_WHAT IS BEING ASKED:_
Copy out every line that contains "Members".

◆ ◆ ◆ ◆ ◆ ◆ ◆

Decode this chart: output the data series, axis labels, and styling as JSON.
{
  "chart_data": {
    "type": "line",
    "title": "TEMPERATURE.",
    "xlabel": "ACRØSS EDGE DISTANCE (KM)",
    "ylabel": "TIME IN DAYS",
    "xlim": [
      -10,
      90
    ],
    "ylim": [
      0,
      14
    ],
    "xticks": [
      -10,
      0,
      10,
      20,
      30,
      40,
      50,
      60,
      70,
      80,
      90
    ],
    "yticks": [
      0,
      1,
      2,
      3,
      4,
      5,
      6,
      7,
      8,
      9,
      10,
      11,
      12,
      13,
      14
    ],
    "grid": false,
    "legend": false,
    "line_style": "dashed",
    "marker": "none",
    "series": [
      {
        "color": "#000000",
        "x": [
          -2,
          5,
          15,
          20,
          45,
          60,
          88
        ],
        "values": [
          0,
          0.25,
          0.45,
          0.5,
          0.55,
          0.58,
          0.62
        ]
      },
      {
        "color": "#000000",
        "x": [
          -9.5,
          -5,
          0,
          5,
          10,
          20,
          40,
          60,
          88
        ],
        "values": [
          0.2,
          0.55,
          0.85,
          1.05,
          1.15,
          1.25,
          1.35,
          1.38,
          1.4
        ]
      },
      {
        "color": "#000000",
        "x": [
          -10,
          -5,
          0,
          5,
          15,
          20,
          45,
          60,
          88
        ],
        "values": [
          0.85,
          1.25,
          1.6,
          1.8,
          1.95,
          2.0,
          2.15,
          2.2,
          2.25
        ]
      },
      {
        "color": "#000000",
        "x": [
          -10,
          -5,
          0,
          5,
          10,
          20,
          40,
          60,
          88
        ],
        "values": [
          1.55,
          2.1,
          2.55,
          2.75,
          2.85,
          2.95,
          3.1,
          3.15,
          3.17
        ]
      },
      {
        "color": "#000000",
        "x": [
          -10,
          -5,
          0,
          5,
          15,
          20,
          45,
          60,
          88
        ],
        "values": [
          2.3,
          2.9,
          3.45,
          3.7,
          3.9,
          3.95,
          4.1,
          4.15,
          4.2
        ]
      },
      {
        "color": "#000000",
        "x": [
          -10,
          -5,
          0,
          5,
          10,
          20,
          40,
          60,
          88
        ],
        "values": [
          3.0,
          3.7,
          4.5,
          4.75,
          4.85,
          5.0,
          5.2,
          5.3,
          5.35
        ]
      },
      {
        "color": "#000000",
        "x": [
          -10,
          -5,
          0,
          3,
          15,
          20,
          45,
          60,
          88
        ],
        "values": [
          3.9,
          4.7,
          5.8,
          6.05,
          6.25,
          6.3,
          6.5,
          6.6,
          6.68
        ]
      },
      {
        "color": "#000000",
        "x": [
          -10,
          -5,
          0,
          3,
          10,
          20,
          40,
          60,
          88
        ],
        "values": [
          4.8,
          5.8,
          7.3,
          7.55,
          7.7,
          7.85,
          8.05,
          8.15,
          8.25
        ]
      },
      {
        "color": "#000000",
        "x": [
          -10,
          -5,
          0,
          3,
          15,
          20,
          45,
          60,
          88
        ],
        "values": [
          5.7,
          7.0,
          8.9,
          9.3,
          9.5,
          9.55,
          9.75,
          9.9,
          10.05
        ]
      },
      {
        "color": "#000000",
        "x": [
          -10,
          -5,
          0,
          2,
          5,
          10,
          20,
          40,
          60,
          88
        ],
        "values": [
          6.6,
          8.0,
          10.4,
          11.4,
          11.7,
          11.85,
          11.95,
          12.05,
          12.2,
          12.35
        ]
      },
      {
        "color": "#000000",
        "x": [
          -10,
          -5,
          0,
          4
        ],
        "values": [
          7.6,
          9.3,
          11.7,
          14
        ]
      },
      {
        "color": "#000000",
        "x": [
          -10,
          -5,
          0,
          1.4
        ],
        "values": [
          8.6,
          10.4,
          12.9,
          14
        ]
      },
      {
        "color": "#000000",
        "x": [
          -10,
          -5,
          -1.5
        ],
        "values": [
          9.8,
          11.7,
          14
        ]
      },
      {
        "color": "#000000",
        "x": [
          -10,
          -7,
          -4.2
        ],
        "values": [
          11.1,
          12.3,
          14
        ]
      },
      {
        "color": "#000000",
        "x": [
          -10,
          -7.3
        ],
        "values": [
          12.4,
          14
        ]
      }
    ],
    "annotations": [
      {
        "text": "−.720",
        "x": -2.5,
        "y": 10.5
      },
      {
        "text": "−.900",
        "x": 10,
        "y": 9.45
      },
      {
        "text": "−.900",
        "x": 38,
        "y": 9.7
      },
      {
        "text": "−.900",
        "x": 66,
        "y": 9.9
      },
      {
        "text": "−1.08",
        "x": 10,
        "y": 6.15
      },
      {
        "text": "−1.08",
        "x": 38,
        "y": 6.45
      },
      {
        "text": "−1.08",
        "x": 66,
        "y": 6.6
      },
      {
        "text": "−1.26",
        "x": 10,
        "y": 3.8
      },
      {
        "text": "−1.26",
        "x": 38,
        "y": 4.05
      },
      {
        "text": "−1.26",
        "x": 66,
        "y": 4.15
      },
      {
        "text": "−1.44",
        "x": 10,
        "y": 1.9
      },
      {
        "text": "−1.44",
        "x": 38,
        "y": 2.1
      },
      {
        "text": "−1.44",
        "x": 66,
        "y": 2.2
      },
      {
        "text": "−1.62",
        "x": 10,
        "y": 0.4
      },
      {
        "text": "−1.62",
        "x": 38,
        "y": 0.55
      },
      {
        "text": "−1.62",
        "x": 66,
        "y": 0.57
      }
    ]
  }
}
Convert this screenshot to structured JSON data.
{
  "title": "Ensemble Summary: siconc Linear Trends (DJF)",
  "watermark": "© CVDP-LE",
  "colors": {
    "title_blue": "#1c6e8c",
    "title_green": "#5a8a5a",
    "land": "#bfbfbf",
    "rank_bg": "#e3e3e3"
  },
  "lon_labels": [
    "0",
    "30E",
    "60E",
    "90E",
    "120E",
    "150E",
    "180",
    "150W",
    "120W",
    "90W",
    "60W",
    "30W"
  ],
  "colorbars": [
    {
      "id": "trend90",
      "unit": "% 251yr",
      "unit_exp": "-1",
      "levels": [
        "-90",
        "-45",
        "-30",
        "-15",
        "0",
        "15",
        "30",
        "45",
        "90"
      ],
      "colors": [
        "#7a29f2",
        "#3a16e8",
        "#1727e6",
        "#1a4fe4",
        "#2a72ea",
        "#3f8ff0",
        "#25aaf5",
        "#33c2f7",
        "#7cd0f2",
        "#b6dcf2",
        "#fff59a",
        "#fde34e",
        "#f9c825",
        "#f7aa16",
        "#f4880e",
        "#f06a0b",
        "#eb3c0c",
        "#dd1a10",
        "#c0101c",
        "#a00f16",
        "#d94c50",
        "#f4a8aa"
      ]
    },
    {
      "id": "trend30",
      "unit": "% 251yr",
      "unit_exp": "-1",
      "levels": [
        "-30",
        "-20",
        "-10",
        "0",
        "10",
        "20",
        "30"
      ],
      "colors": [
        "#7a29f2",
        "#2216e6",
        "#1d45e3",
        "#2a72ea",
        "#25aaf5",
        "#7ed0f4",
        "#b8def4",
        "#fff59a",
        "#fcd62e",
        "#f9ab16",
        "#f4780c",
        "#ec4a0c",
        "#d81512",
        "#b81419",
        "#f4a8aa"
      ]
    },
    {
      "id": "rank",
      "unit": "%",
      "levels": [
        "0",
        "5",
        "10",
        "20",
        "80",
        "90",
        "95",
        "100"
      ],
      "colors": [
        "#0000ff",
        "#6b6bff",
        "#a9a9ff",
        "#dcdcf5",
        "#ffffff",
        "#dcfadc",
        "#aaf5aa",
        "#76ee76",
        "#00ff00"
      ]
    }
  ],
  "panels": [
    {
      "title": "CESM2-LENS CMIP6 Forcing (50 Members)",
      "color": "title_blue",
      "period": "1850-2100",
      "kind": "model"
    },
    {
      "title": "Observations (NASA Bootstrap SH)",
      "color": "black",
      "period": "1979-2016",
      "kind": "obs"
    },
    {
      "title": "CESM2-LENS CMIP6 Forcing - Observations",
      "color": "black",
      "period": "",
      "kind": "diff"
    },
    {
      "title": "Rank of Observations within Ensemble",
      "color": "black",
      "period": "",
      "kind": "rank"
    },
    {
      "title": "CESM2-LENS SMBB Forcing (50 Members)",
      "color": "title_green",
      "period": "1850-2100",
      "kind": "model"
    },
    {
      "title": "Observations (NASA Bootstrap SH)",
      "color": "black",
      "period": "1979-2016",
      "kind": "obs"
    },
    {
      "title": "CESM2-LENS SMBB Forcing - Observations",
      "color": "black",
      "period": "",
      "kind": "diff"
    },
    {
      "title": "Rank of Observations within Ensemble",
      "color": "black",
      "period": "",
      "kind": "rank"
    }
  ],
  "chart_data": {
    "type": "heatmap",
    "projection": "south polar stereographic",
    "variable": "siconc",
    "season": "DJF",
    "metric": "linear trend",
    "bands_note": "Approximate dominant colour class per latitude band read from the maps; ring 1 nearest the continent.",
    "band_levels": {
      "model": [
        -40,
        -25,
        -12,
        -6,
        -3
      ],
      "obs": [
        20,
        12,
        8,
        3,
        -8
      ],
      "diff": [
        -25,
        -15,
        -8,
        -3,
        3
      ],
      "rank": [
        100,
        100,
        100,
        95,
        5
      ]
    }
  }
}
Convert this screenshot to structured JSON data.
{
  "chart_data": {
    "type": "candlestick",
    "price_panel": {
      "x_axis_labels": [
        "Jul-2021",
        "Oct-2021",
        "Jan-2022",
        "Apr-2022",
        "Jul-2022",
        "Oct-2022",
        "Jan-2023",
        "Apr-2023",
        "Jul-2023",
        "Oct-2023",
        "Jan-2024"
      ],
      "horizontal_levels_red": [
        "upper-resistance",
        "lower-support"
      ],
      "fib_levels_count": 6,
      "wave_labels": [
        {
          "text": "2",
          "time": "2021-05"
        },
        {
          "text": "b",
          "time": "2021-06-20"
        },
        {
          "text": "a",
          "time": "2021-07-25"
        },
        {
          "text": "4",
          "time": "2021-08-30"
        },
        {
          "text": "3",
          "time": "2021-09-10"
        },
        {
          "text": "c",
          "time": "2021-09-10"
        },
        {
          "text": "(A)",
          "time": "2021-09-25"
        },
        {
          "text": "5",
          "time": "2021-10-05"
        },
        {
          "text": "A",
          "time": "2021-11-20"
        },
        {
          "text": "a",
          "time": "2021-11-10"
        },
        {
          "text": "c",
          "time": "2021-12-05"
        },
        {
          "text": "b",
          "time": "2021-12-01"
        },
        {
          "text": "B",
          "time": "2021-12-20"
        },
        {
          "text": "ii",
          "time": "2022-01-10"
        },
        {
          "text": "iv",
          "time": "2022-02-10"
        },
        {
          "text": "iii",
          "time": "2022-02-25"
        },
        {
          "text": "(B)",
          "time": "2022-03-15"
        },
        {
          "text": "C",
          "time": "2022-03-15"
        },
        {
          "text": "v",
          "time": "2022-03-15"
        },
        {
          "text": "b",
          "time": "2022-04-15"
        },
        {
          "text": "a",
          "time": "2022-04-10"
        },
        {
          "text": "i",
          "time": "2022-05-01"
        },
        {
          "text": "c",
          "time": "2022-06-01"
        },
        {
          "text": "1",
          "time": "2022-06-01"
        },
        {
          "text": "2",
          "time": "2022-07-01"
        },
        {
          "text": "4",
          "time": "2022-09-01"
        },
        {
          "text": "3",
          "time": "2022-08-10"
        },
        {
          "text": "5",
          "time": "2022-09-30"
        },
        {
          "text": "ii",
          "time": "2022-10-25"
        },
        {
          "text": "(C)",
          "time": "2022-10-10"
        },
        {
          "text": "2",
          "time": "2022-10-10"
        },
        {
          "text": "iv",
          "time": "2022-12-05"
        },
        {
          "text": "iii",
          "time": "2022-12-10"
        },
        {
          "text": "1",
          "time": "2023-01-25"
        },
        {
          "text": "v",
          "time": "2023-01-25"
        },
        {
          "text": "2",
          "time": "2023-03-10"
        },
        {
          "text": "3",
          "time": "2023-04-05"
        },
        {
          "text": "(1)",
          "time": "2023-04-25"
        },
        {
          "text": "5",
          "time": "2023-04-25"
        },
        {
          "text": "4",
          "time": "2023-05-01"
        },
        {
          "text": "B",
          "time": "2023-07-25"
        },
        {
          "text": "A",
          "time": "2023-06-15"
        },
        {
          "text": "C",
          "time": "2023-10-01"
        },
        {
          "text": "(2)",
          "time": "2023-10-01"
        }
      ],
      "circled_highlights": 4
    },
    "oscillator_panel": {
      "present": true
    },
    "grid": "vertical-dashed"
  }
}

◆ ◆ ◆ ◆ ◆ ◆ ◆

_EXPECTED OUTPUT:_
      "title": "CESM2-LENS CMIP6 Forcing (50 Members)",
      "title": "CESM2-LENS SMBB Forcing (50 Members)",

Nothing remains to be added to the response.